GIVEN RECORDS |

* start *

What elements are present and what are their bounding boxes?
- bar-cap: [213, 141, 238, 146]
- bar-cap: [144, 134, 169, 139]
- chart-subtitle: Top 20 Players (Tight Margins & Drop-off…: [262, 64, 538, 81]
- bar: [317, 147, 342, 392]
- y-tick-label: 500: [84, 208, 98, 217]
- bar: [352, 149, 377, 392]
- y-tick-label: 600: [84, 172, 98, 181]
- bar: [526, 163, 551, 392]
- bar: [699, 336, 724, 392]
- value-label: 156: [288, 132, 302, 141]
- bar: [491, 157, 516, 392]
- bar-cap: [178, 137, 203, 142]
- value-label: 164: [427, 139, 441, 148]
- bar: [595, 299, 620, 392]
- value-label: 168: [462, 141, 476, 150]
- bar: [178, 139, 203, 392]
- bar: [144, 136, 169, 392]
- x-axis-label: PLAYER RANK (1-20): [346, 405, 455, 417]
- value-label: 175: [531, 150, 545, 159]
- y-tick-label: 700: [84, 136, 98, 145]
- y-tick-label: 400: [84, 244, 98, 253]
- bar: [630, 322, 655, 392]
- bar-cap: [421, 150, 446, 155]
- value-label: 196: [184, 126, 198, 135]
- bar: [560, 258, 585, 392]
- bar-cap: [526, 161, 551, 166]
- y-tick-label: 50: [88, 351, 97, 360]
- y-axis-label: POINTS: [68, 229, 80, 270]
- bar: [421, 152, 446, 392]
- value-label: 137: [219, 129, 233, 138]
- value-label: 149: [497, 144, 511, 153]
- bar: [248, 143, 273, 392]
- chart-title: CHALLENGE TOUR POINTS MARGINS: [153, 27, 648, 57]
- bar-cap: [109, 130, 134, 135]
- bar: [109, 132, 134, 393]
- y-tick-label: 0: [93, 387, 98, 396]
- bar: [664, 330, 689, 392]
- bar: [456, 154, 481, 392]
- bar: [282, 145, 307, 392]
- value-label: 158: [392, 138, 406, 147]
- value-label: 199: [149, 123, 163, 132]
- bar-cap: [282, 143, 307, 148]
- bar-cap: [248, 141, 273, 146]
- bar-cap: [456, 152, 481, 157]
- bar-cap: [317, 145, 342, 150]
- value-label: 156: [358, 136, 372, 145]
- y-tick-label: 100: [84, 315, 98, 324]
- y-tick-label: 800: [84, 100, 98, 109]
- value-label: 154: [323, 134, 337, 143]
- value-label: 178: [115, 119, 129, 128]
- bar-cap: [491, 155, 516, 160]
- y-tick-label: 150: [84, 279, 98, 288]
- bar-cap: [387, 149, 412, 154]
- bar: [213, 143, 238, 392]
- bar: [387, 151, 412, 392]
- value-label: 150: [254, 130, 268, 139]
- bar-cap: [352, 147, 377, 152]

* end *

REQUEST | Copy every line of the items above, keeping each character and line break unchanged.

REPLY TO THE EXERCISE |
What elements are present and what are their bounding boxes?
- bar-cap: [213, 141, 238, 146]
- bar-cap: [144, 134, 169, 139]
- chart-subtitle: Top 20 Players (Tight Margins & Drop-off…: [262, 64, 538, 81]
- bar: [317, 147, 342, 392]
- y-tick-label: 500: [84, 208, 98, 217]
- bar: [352, 149, 377, 392]
- y-tick-label: 600: [84, 172, 98, 181]
- bar: [526, 163, 551, 392]
- bar: [699, 336, 724, 392]
- value-label: 156: [288, 132, 302, 141]
- bar: [491, 157, 516, 392]
- bar-cap: [178, 137, 203, 142]
- value-label: 164: [427, 139, 441, 148]
- bar: [595, 299, 620, 392]
- value-label: 168: [462, 141, 476, 150]
- bar: [178, 139, 203, 392]
- bar: [144, 136, 169, 392]
- x-axis-label: PLAYER RANK (1-20): [346, 405, 455, 417]
- value-label: 175: [531, 150, 545, 159]
- y-tick-label: 700: [84, 136, 98, 145]
- y-tick-label: 400: [84, 244, 98, 253]
- bar: [630, 322, 655, 392]
- bar-cap: [421, 150, 446, 155]
- value-label: 196: [184, 126, 198, 135]
- bar: [560, 258, 585, 392]
- bar-cap: [526, 161, 551, 166]
- y-tick-label: 50: [88, 351, 97, 360]
- y-axis-label: POINTS: [68, 229, 80, 270]
- bar: [421, 152, 446, 392]
- value-label: 137: [219, 129, 233, 138]
- value-label: 149: [497, 144, 511, 153]
- bar: [248, 143, 273, 392]
- chart-title: CHALLENGE TOUR POINTS MARGINS: [153, 27, 648, 57]
- bar-cap: [109, 130, 134, 135]
- bar: [109, 132, 134, 393]
- y-tick-label: 0: [93, 387, 98, 396]
- bar: [664, 330, 689, 392]
- bar: [456, 154, 481, 392]
- bar: [282, 145, 307, 392]
- value-label: 158: [392, 138, 406, 147]
- value-label: 199: [149, 123, 163, 132]
- bar-cap: [282, 143, 307, 148]
- bar-cap: [248, 141, 273, 146]
- bar-cap: [456, 152, 481, 157]
- bar-cap: [317, 145, 342, 150]
- value-label: 156: [358, 136, 372, 145]
- y-tick-label: 100: [84, 315, 98, 324]
- y-tick-label: 800: [84, 100, 98, 109]
- value-label: 154: [323, 134, 337, 143]
- value-label: 178: [115, 119, 129, 128]
- bar-cap: [491, 155, 516, 160]
- y-tick-label: 150: [84, 279, 98, 288]
- bar-cap: [387, 149, 412, 154]
- bar: [213, 143, 238, 392]
- bar: [387, 151, 412, 392]
- value-label: 150: [254, 130, 268, 139]
- bar-cap: [352, 147, 377, 152]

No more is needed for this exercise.